# Requirements
Retype the whole listing, please, keeping every line exact and dropping the pictures.

━━━━━ Task data

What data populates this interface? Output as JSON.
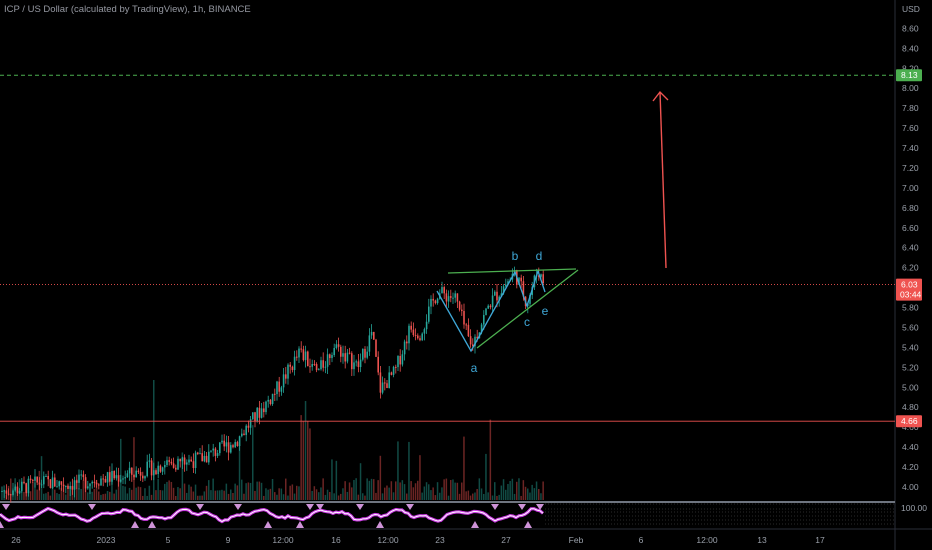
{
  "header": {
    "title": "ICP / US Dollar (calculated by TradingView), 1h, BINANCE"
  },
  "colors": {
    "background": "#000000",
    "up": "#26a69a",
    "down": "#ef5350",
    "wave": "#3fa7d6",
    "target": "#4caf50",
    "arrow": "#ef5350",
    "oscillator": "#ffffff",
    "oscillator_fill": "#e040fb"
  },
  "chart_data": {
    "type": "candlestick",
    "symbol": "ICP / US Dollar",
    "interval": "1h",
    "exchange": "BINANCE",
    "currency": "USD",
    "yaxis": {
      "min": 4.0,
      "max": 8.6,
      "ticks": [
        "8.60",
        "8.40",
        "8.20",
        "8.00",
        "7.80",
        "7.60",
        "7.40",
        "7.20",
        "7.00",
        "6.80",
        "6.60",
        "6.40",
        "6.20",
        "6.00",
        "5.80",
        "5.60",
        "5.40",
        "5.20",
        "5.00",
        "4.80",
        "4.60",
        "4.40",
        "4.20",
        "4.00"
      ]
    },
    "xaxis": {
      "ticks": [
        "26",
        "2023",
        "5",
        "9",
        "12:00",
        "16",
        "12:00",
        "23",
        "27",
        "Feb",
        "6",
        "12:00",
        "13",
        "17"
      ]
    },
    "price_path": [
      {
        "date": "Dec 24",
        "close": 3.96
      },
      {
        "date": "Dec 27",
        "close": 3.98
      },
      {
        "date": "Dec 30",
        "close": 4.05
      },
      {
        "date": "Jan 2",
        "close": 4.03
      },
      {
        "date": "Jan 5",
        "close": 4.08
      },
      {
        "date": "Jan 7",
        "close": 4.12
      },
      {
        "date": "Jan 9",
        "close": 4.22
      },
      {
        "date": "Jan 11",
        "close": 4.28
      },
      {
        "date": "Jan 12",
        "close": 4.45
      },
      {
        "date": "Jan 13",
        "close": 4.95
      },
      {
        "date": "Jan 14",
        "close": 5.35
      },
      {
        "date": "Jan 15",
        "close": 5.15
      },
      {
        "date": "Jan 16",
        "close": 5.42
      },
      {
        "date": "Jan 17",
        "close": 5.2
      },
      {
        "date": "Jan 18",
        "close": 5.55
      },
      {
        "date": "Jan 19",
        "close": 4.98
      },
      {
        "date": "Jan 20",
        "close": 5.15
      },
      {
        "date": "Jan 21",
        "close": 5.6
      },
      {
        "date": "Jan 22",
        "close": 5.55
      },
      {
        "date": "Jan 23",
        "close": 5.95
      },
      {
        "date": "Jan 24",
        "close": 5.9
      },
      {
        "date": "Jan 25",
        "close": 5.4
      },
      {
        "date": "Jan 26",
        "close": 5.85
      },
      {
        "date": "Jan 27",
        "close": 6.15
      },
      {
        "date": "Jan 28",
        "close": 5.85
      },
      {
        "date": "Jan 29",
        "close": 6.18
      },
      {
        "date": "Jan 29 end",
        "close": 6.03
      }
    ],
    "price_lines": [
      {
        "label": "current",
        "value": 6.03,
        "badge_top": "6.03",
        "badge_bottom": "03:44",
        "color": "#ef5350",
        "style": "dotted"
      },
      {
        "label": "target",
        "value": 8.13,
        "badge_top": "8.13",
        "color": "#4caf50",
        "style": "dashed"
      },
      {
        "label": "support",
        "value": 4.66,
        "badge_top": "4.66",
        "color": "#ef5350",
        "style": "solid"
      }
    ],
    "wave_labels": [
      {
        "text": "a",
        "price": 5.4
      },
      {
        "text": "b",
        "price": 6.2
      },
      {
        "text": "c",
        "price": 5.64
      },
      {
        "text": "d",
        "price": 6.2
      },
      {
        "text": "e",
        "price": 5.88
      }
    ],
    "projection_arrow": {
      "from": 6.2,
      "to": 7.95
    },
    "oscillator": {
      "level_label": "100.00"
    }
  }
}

━━━━━━━━━━

# Final answer
What data populates this interface? Output as JSON.
{
  "header": {
    "title": "ICP / US Dollar (calculated by TradingView), 1h, BINANCE"
  },
  "colors": {
    "background": "#000000",
    "up": "#26a69a",
    "down": "#ef5350",
    "wave": "#3fa7d6",
    "target": "#4caf50",
    "arrow": "#ef5350",
    "oscillator": "#ffffff",
    "oscillator_fill": "#e040fb"
  },
  "chart_data": {
    "type": "candlestick",
    "symbol": "ICP / US Dollar",
    "interval": "1h",
    "exchange": "BINANCE",
    "currency": "USD",
    "yaxis": {
      "min": 4.0,
      "max": 8.6,
      "ticks": [
        "8.60",
        "8.40",
        "8.20",
        "8.00",
        "7.80",
        "7.60",
        "7.40",
        "7.20",
        "7.00",
        "6.80",
        "6.60",
        "6.40",
        "6.20",
        "6.00",
        "5.80",
        "5.60",
        "5.40",
        "5.20",
        "5.00",
        "4.80",
        "4.60",
        "4.40",
        "4.20",
        "4.00"
      ]
    },
    "xaxis": {
      "ticks": [
        "26",
        "2023",
        "5",
        "9",
        "12:00",
        "16",
        "12:00",
        "23",
        "27",
        "Feb",
        "6",
        "12:00",
        "13",
        "17"
      ]
    },
    "price_path": [
      {
        "date": "Dec 24",
        "close": 3.96
      },
      {
        "date": "Dec 27",
        "close": 3.98
      },
      {
        "date": "Dec 30",
        "close": 4.05
      },
      {
        "date": "Jan 2",
        "close": 4.03
      },
      {
        "date": "Jan 5",
        "close": 4.08
      },
      {
        "date": "Jan 7",
        "close": 4.12
      },
      {
        "date": "Jan 9",
        "close": 4.22
      },
      {
        "date": "Jan 11",
        "close": 4.28
      },
      {
        "date": "Jan 12",
        "close": 4.45
      },
      {
        "date": "Jan 13",
        "close": 4.95
      },
      {
        "date": "Jan 14",
        "close": 5.35
      },
      {
        "date": "Jan 15",
        "close": 5.15
      },
      {
        "date": "Jan 16",
        "close": 5.42
      },
      {
        "date": "Jan 17",
        "close": 5.2
      },
      {
        "date": "Jan 18",
        "close": 5.55
      },
      {
        "date": "Jan 19",
        "close": 4.98
      },
      {
        "date": "Jan 20",
        "close": 5.15
      },
      {
        "date": "Jan 21",
        "close": 5.6
      },
      {
        "date": "Jan 22",
        "close": 5.55
      },
      {
        "date": "Jan 23",
        "close": 5.95
      },
      {
        "date": "Jan 24",
        "close": 5.9
      },
      {
        "date": "Jan 25",
        "close": 5.4
      },
      {
        "date": "Jan 26",
        "close": 5.85
      },
      {
        "date": "Jan 27",
        "close": 6.15
      },
      {
        "date": "Jan 28",
        "close": 5.85
      },
      {
        "date": "Jan 29",
        "close": 6.18
      },
      {
        "date": "Jan 29 end",
        "close": 6.03
      }
    ],
    "price_lines": [
      {
        "label": "current",
        "value": 6.03,
        "badge_top": "6.03",
        "badge_bottom": "03:44",
        "color": "#ef5350",
        "style": "dotted"
      },
      {
        "label": "target",
        "value": 8.13,
        "badge_top": "8.13",
        "color": "#4caf50",
        "style": "dashed"
      },
      {
        "label": "support",
        "value": 4.66,
        "badge_top": "4.66",
        "color": "#ef5350",
        "style": "solid"
      }
    ],
    "wave_labels": [
      {
        "text": "a",
        "price": 5.4
      },
      {
        "text": "b",
        "price": 6.2
      },
      {
        "text": "c",
        "price": 5.64
      },
      {
        "text": "d",
        "price": 6.2
      },
      {
        "text": "e",
        "price": 5.88
      }
    ],
    "projection_arrow": {
      "from": 6.2,
      "to": 7.95
    },
    "oscillator": {
      "level_label": "100.00"
    }
  }
}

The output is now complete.